Directions: Set down each of the lines below without any change, leaving the pictures out.

Material:
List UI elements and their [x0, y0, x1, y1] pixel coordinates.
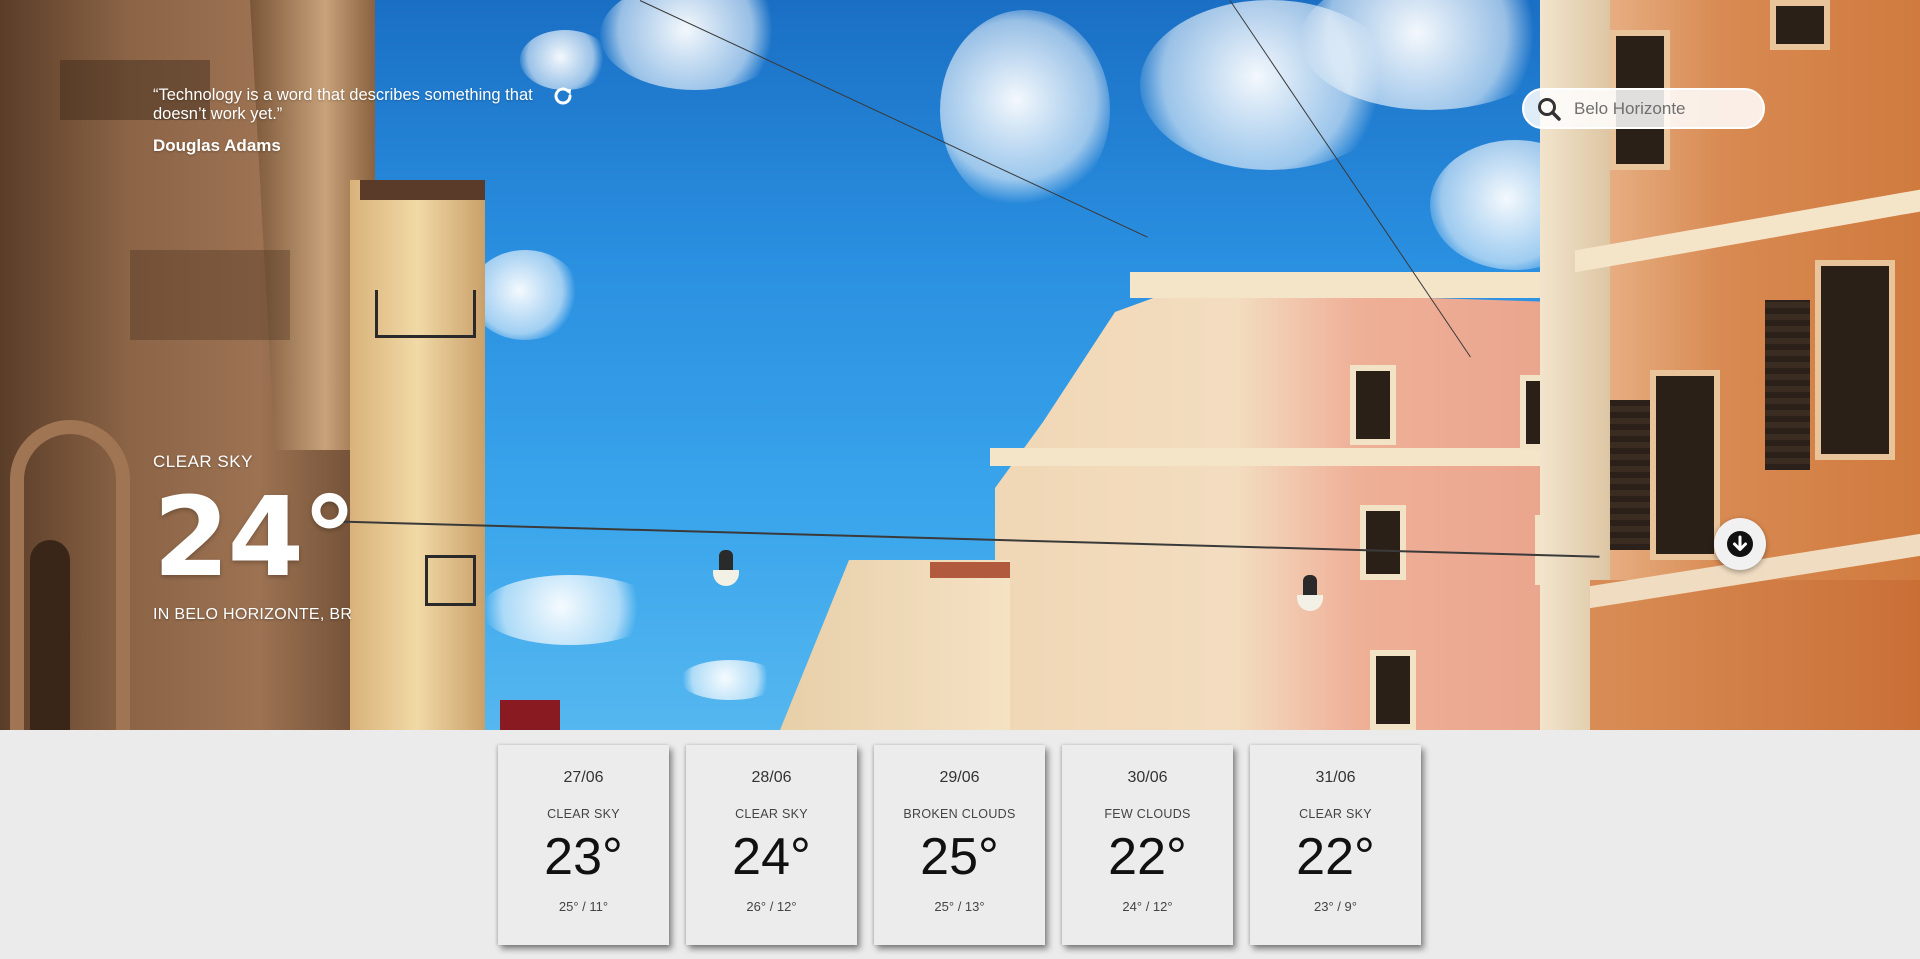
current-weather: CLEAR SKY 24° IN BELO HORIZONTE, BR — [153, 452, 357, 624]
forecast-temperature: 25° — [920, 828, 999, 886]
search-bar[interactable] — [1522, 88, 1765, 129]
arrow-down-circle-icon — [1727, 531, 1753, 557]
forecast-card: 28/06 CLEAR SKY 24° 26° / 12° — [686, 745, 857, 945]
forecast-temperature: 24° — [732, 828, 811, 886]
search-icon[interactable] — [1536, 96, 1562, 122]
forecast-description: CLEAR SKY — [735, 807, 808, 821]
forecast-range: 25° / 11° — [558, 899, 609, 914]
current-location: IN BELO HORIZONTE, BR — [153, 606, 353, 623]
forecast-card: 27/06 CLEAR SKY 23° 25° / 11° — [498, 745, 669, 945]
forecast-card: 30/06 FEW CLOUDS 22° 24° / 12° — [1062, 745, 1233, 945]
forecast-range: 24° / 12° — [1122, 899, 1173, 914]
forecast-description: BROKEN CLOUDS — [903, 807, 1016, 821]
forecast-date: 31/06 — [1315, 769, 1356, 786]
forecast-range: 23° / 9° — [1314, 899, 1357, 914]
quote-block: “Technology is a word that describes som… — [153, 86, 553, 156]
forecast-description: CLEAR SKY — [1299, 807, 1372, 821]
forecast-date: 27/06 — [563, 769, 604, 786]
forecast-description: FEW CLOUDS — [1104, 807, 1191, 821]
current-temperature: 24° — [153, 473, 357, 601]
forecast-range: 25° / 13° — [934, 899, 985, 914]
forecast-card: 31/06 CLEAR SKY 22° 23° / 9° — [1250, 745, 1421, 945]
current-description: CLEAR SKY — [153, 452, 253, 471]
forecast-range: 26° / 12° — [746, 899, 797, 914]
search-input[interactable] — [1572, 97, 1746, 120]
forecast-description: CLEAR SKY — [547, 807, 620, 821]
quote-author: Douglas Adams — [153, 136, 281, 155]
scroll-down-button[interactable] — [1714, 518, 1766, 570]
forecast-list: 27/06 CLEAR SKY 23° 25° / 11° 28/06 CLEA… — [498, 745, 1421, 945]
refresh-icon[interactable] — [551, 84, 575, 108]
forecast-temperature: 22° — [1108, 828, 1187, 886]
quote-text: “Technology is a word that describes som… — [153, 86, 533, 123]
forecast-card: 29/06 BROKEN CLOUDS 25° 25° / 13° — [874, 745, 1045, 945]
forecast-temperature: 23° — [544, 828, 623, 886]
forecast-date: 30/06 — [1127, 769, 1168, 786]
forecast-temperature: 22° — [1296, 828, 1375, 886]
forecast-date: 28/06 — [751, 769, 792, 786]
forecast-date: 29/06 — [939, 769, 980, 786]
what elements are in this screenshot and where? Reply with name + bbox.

Written response:
List UI elements and their [x0, y0, x1, y1] pixel coordinates.
current-weather: CLEAR SKY 24° IN BELO HORIZONTE, BR — [153, 452, 357, 624]
forecast-temperature: 25° — [920, 828, 999, 886]
search-bar[interactable] — [1522, 88, 1765, 129]
arrow-down-circle-icon — [1727, 531, 1753, 557]
forecast-card: 28/06 CLEAR SKY 24° 26° / 12° — [686, 745, 857, 945]
forecast-temperature: 24° — [732, 828, 811, 886]
search-icon[interactable] — [1536, 96, 1562, 122]
forecast-description: CLEAR SKY — [735, 807, 808, 821]
forecast-range: 25° / 11° — [558, 899, 609, 914]
current-location: IN BELO HORIZONTE, BR — [153, 606, 353, 623]
forecast-card: 27/06 CLEAR SKY 23° 25° / 11° — [498, 745, 669, 945]
forecast-card: 30/06 FEW CLOUDS 22° 24° / 12° — [1062, 745, 1233, 945]
forecast-range: 24° / 12° — [1122, 899, 1173, 914]
forecast-description: BROKEN CLOUDS — [903, 807, 1016, 821]
forecast-date: 31/06 — [1315, 769, 1356, 786]
forecast-range: 23° / 9° — [1314, 899, 1357, 914]
quote-block: “Technology is a word that describes som… — [153, 86, 553, 156]
forecast-description: CLEAR SKY — [1299, 807, 1372, 821]
forecast-date: 27/06 — [563, 769, 604, 786]
forecast-description: FEW CLOUDS — [1104, 807, 1191, 821]
current-temperature: 24° — [153, 473, 357, 601]
forecast-range: 25° / 13° — [934, 899, 985, 914]
forecast-card: 31/06 CLEAR SKY 22° 23° / 9° — [1250, 745, 1421, 945]
current-description: CLEAR SKY — [153, 452, 253, 471]
forecast-range: 26° / 12° — [746, 899, 797, 914]
search-input[interactable] — [1572, 97, 1746, 120]
forecast-description: CLEAR SKY — [547, 807, 620, 821]
quote-author: Douglas Adams — [153, 136, 281, 155]
scroll-down-button[interactable] — [1714, 518, 1766, 570]
forecast-list: 27/06 CLEAR SKY 23° 25° / 11° 28/06 CLEA… — [498, 745, 1421, 945]
refresh-icon[interactable] — [551, 84, 575, 108]
forecast-temperature: 22° — [1108, 828, 1187, 886]
quote-text: “Technology is a word that describes som… — [153, 86, 533, 123]
forecast-card: 29/06 BROKEN CLOUDS 25° 25° / 13° — [874, 745, 1045, 945]
forecast-temperature: 23° — [544, 828, 623, 886]
forecast-date: 30/06 — [1127, 769, 1168, 786]
forecast-temperature: 22° — [1296, 828, 1375, 886]
forecast-date: 28/06 — [751, 769, 792, 786]
forecast-date: 29/06 — [939, 769, 980, 786]
what elements are in this screenshot and where? Reply with name + bbox.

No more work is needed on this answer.